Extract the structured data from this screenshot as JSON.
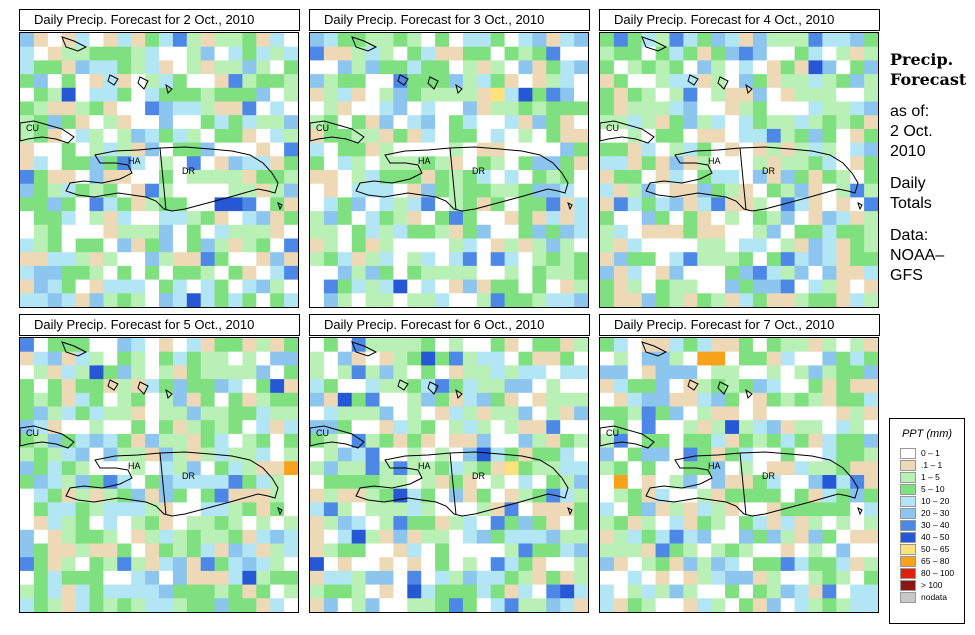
{
  "panels": [
    {
      "title": "Daily Precip. Forecast for  2 Oct., 2010",
      "seed": 11,
      "base": 0.3,
      "hot": []
    },
    {
      "title": "Daily Precip. Forecast for  3 Oct., 2010",
      "seed": 23,
      "base": 0.1,
      "hot": [
        {
          "r": 4,
          "c": 13,
          "v": 8
        }
      ]
    },
    {
      "title": "Daily Precip. Forecast for  4 Oct., 2010",
      "seed": 37,
      "base": 0.35,
      "hot": []
    },
    {
      "title": "Daily Precip. Forecast for  5 Oct., 2010",
      "seed": 41,
      "base": 0.4,
      "hot": [
        {
          "r": 9,
          "c": 19,
          "v": 9
        }
      ]
    },
    {
      "title": "Daily Precip. Forecast for  6 Oct., 2010",
      "seed": 53,
      "base": 0.35,
      "hot": [
        {
          "r": 9,
          "c": 14,
          "v": 8
        }
      ]
    },
    {
      "title": "Daily Precip. Forecast for  7 Oct., 2010",
      "seed": 67,
      "base": 0.45,
      "hot": [
        {
          "r": 1,
          "c": 7,
          "v": 9
        },
        {
          "r": 1,
          "c": 8,
          "v": 9
        },
        {
          "r": 10,
          "c": 1,
          "v": 9
        }
      ]
    }
  ],
  "map_labels": {
    "cu": "CU",
    "ha": "HA",
    "dr": "DR"
  },
  "side": {
    "title_line1": "Precip.",
    "title_line2": "Forecast",
    "asof": "as of:",
    "date_line1": "2 Oct.",
    "date_line2": "2010",
    "totals_line1": "Daily",
    "totals_line2": "Totals",
    "data_line1": "Data:",
    "data_line2": "NOAA–",
    "data_line3": "GFS"
  },
  "legend": {
    "title": "PPT (mm)",
    "items": [
      {
        "label": "0 – 1",
        "color": "#ffffff"
      },
      {
        "label": ".1 – 1",
        "color": "#edd9b6"
      },
      {
        "label": "1 – 5",
        "color": "#b9f0b5"
      },
      {
        "label": "5 – 10",
        "color": "#7fe07f"
      },
      {
        "label": "10 – 20",
        "color": "#b3e6f5"
      },
      {
        "label": "20 – 30",
        "color": "#8cc5ee"
      },
      {
        "label": "30 – 40",
        "color": "#4d88e6"
      },
      {
        "label": "40 – 50",
        "color": "#2657d4"
      },
      {
        "label": "50 – 65",
        "color": "#fce27a"
      },
      {
        "label": "65 – 80",
        "color": "#f7a21a"
      },
      {
        "label": "80 – 100",
        "color": "#e0200f"
      },
      {
        "label": "> 100",
        "color": "#8c1515"
      },
      {
        "label": "nodata",
        "color": "#c8c8c8"
      }
    ]
  }
}
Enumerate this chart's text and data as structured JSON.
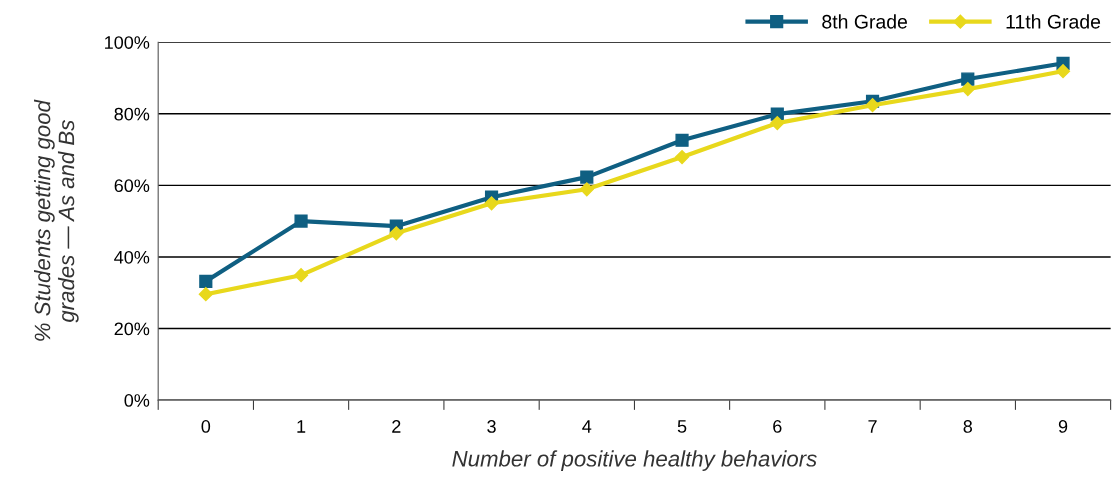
{
  "chart_data": {
    "type": "line",
    "xlabel": "Number of positive healthy behaviors",
    "ylabel": "% Students getting good\ngrades — As and Bs",
    "categories": [
      "0",
      "1",
      "2",
      "3",
      "4",
      "5",
      "6",
      "7",
      "8",
      "9"
    ],
    "series": [
      {
        "name": "8th Grade",
        "color": "#0f5f82",
        "marker": "square",
        "values": [
          33.2,
          50,
          48.6,
          56.7,
          62.3,
          72.6,
          79.9,
          83.5,
          89.7,
          94.1
        ]
      },
      {
        "name": "11th Grade",
        "color": "#e8d81c",
        "marker": "diamond",
        "values": [
          29.6,
          34.9,
          46.6,
          55,
          58.9,
          67.9,
          77.4,
          82.4,
          86.9,
          91.9
        ]
      }
    ],
    "ylim": [
      0,
      100
    ],
    "yticks": [
      {
        "value": 0,
        "label": "0%"
      },
      {
        "value": 20,
        "label": "20%"
      },
      {
        "value": 40,
        "label": "40%"
      },
      {
        "value": 60,
        "label": "60%"
      },
      {
        "value": 80,
        "label": "80%"
      },
      {
        "value": 100,
        "label": "100%"
      }
    ],
    "grid": "y",
    "legend": "top right",
    "line_style": "solid"
  }
}
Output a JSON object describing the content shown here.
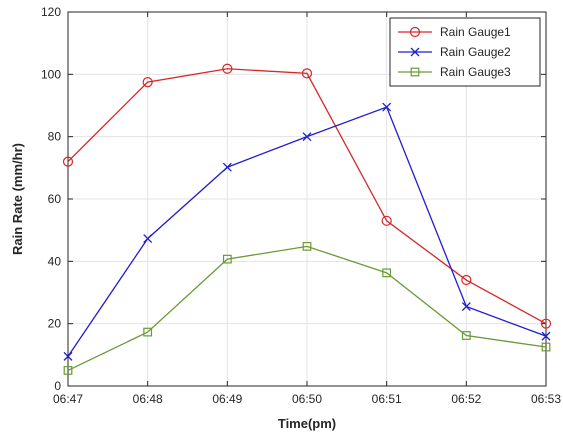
{
  "chart_data": {
    "type": "line",
    "categories": [
      "06:47",
      "06:48",
      "06:49",
      "06:50",
      "06:51",
      "06:52",
      "06:53"
    ],
    "xlabel": "Time(pm)",
    "ylabel": "Rain Rate (mm/hr)",
    "ylim": [
      0,
      120
    ],
    "yticks": [
      0,
      20,
      40,
      60,
      80,
      100,
      120
    ],
    "grid": true,
    "legend_position": "top-right",
    "series": [
      {
        "name": "Rain Gauge1",
        "color": "#d62728",
        "marker": "circle",
        "values": [
          72,
          97.5,
          101.8,
          100.3,
          53,
          34,
          20
        ]
      },
      {
        "name": "Rain Gauge2",
        "color": "#1f1fd0",
        "marker": "x",
        "values": [
          9.5,
          47.3,
          70.2,
          80,
          89.5,
          25.5,
          16
        ]
      },
      {
        "name": "Rain Gauge3",
        "color": "#6a9a35",
        "marker": "square",
        "values": [
          5,
          17.3,
          40.7,
          44.8,
          36.3,
          16.2,
          12.5
        ]
      }
    ]
  }
}
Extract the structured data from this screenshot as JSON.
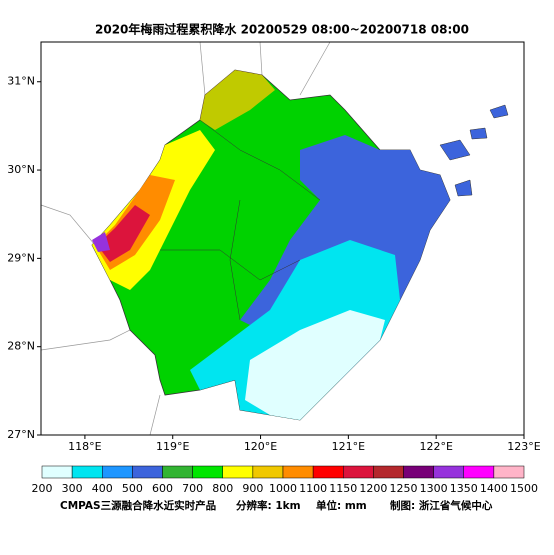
{
  "map": {
    "title": "2020年梅雨过程累积降水 20200529 08:00~20200718 08:00",
    "xlim": [
      117.5,
      123
    ],
    "ylim": [
      27,
      31.45
    ],
    "xticks": [
      {
        "value": 118,
        "label": "118°E"
      },
      {
        "value": 119,
        "label": "119°E"
      },
      {
        "value": 120,
        "label": "120°E"
      },
      {
        "value": 121,
        "label": "121°E"
      },
      {
        "value": 122,
        "label": "122°E"
      },
      {
        "value": 123,
        "label": "123°E"
      }
    ],
    "yticks": [
      {
        "value": 27,
        "label": "27°N"
      },
      {
        "value": 28,
        "label": "28°N"
      },
      {
        "value": 29,
        "label": "29°N"
      },
      {
        "value": 30,
        "label": "30°N"
      },
      {
        "value": 31,
        "label": "31°N"
      }
    ],
    "colorbar": {
      "levels": [
        200,
        300,
        400,
        500,
        600,
        700,
        800,
        900,
        1000,
        1100,
        1150,
        1200,
        1250,
        1300,
        1350,
        1400,
        1500
      ],
      "colors": [
        "#e0ffff",
        "#00e5f0",
        "#1e96ff",
        "#3c64dc",
        "#32b432",
        "#00e600",
        "#ffff00",
        "#f0c800",
        "#ff8c00",
        "#ff0000",
        "#dc143c",
        "#b4282d",
        "#780078",
        "#9632dc",
        "#ff00ff",
        "#ffb4c8"
      ]
    },
    "footer": [
      "CMPAS三源融合降水近实时产品",
      "分辨率: 1km",
      "单位: mm",
      "制图: 浙江省气候中心"
    ]
  }
}
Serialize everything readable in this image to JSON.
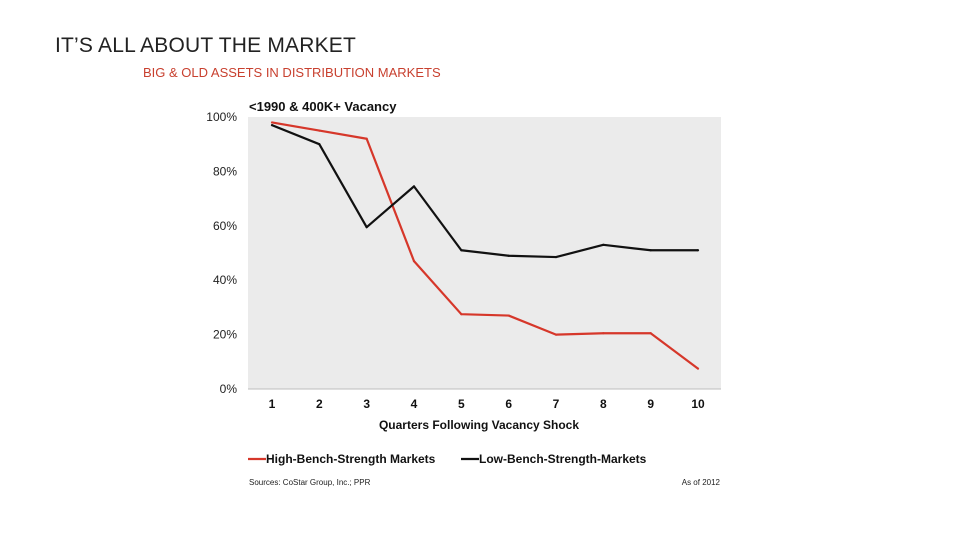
{
  "slide": {
    "title": "IT’S ALL ABOUT THE MARKET",
    "subtitle": "BIG & OLD ASSETS IN DISTRIBUTION MARKETS"
  },
  "chart_data": {
    "type": "line",
    "title": "<1990 & 400K+ Vacancy",
    "xlabel": "Quarters Following Vacancy Shock",
    "ylabel": "",
    "x": [
      1,
      2,
      3,
      4,
      5,
      6,
      7,
      8,
      9,
      10
    ],
    "ylim": [
      0,
      100
    ],
    "yticks": [
      0,
      20,
      40,
      60,
      80,
      100
    ],
    "ytick_labels": [
      "0%",
      "20%",
      "40%",
      "60%",
      "80%",
      "100%"
    ],
    "grid": false,
    "legend_position": "bottom",
    "series": [
      {
        "name": "High-Bench-Strength Markets",
        "color": "#d6372a",
        "values": [
          98,
          95,
          92,
          47,
          27.5,
          27,
          20,
          20.5,
          20.5,
          7.5
        ]
      },
      {
        "name": "Low-Bench-Strength-Markets",
        "color": "#111111",
        "values": [
          97,
          90,
          59.5,
          74.5,
          51,
          49,
          48.5,
          53,
          51,
          51
        ]
      }
    ],
    "plot_background": "#ebebeb",
    "source": "Sources: CoStar Group, Inc.; PPR",
    "as_of": "As of 2012"
  }
}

*What you will do*:
Copy each line of the entries that includes the word "Bench".

*Reply to the exercise*:
        "name": "High-Bench-Strength Markets",
        "name": "Low-Bench-Strength-Markets",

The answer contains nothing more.